### Supplied information
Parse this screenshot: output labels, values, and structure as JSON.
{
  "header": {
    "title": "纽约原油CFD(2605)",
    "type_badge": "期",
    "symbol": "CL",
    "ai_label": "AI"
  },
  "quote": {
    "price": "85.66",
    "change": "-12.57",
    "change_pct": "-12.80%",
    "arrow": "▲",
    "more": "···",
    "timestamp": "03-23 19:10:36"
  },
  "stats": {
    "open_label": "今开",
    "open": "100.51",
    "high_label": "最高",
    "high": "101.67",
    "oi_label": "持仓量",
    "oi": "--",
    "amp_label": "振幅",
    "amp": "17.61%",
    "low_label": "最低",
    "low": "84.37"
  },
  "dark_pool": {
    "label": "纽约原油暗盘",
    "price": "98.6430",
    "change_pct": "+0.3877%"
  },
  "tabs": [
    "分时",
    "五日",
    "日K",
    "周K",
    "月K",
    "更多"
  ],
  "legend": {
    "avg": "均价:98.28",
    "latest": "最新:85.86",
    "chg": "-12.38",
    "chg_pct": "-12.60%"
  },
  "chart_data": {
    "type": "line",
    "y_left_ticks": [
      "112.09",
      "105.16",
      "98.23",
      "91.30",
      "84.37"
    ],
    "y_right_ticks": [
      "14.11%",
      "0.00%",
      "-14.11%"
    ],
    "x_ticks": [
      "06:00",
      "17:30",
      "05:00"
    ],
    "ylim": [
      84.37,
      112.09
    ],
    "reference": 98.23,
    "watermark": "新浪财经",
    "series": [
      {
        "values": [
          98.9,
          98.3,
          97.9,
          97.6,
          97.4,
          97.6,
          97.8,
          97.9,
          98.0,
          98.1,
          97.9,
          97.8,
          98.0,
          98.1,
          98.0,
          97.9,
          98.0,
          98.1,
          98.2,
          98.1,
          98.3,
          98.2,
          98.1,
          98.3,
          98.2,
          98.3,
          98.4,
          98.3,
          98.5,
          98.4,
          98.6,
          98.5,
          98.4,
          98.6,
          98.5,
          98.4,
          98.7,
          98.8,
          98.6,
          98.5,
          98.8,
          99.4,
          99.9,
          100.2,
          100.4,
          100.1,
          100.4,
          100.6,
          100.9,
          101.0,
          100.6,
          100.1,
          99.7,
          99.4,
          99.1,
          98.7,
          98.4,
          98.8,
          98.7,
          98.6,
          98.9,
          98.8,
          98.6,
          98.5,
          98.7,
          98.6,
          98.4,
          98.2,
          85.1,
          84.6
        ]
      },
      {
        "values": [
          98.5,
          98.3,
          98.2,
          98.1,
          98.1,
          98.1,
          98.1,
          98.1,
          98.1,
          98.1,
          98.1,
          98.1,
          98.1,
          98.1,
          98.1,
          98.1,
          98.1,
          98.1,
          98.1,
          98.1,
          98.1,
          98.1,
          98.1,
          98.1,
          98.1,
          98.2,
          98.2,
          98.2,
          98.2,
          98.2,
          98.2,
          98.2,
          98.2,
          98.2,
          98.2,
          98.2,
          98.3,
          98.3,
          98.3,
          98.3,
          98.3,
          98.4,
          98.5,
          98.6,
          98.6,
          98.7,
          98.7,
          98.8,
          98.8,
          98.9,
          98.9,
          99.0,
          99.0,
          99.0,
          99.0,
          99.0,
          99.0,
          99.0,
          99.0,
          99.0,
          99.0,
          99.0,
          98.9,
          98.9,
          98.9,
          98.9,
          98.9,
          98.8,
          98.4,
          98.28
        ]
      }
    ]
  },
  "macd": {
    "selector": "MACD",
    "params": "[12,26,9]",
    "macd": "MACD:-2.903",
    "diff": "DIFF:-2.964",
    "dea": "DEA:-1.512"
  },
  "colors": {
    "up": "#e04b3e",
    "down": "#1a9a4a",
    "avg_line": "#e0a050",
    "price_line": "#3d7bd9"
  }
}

### Problem description
Using the data above, reproduce every line exactly.

### Complete answer
Parse this screenshot: output labels, values, and structure as JSON.
{
  "header": {
    "title": "纽约原油CFD(2605)",
    "type_badge": "期",
    "symbol": "CL",
    "ai_label": "AI"
  },
  "quote": {
    "price": "85.66",
    "change": "-12.57",
    "change_pct": "-12.80%",
    "arrow": "▲",
    "more": "···",
    "timestamp": "03-23 19:10:36"
  },
  "stats": {
    "open_label": "今开",
    "open": "100.51",
    "high_label": "最高",
    "high": "101.67",
    "oi_label": "持仓量",
    "oi": "--",
    "amp_label": "振幅",
    "amp": "17.61%",
    "low_label": "最低",
    "low": "84.37"
  },
  "dark_pool": {
    "label": "纽约原油暗盘",
    "price": "98.6430",
    "change_pct": "+0.3877%"
  },
  "tabs": [
    "分时",
    "五日",
    "日K",
    "周K",
    "月K",
    "更多"
  ],
  "legend": {
    "avg": "均价:98.28",
    "latest": "最新:85.86",
    "chg": "-12.38",
    "chg_pct": "-12.60%"
  },
  "chart_data": {
    "type": "line",
    "y_left_ticks": [
      "112.09",
      "105.16",
      "98.23",
      "91.30",
      "84.37"
    ],
    "y_right_ticks": [
      "14.11%",
      "0.00%",
      "-14.11%"
    ],
    "x_ticks": [
      "06:00",
      "17:30",
      "05:00"
    ],
    "ylim": [
      84.37,
      112.09
    ],
    "reference": 98.23,
    "watermark": "新浪财经",
    "series": [
      {
        "values": [
          98.9,
          98.3,
          97.9,
          97.6,
          97.4,
          97.6,
          97.8,
          97.9,
          98.0,
          98.1,
          97.9,
          97.8,
          98.0,
          98.1,
          98.0,
          97.9,
          98.0,
          98.1,
          98.2,
          98.1,
          98.3,
          98.2,
          98.1,
          98.3,
          98.2,
          98.3,
          98.4,
          98.3,
          98.5,
          98.4,
          98.6,
          98.5,
          98.4,
          98.6,
          98.5,
          98.4,
          98.7,
          98.8,
          98.6,
          98.5,
          98.8,
          99.4,
          99.9,
          100.2,
          100.4,
          100.1,
          100.4,
          100.6,
          100.9,
          101.0,
          100.6,
          100.1,
          99.7,
          99.4,
          99.1,
          98.7,
          98.4,
          98.8,
          98.7,
          98.6,
          98.9,
          98.8,
          98.6,
          98.5,
          98.7,
          98.6,
          98.4,
          98.2,
          85.1,
          84.6
        ]
      },
      {
        "values": [
          98.5,
          98.3,
          98.2,
          98.1,
          98.1,
          98.1,
          98.1,
          98.1,
          98.1,
          98.1,
          98.1,
          98.1,
          98.1,
          98.1,
          98.1,
          98.1,
          98.1,
          98.1,
          98.1,
          98.1,
          98.1,
          98.1,
          98.1,
          98.1,
          98.1,
          98.2,
          98.2,
          98.2,
          98.2,
          98.2,
          98.2,
          98.2,
          98.2,
          98.2,
          98.2,
          98.2,
          98.3,
          98.3,
          98.3,
          98.3,
          98.3,
          98.4,
          98.5,
          98.6,
          98.6,
          98.7,
          98.7,
          98.8,
          98.8,
          98.9,
          98.9,
          99.0,
          99.0,
          99.0,
          99.0,
          99.0,
          99.0,
          99.0,
          99.0,
          99.0,
          99.0,
          99.0,
          98.9,
          98.9,
          98.9,
          98.9,
          98.9,
          98.8,
          98.4,
          98.28
        ]
      }
    ]
  },
  "macd": {
    "selector": "MACD",
    "params": "[12,26,9]",
    "macd": "MACD:-2.903",
    "diff": "DIFF:-2.964",
    "dea": "DEA:-1.512"
  },
  "colors": {
    "up": "#e04b3e",
    "down": "#1a9a4a",
    "avg_line": "#e0a050",
    "price_line": "#3d7bd9"
  }
}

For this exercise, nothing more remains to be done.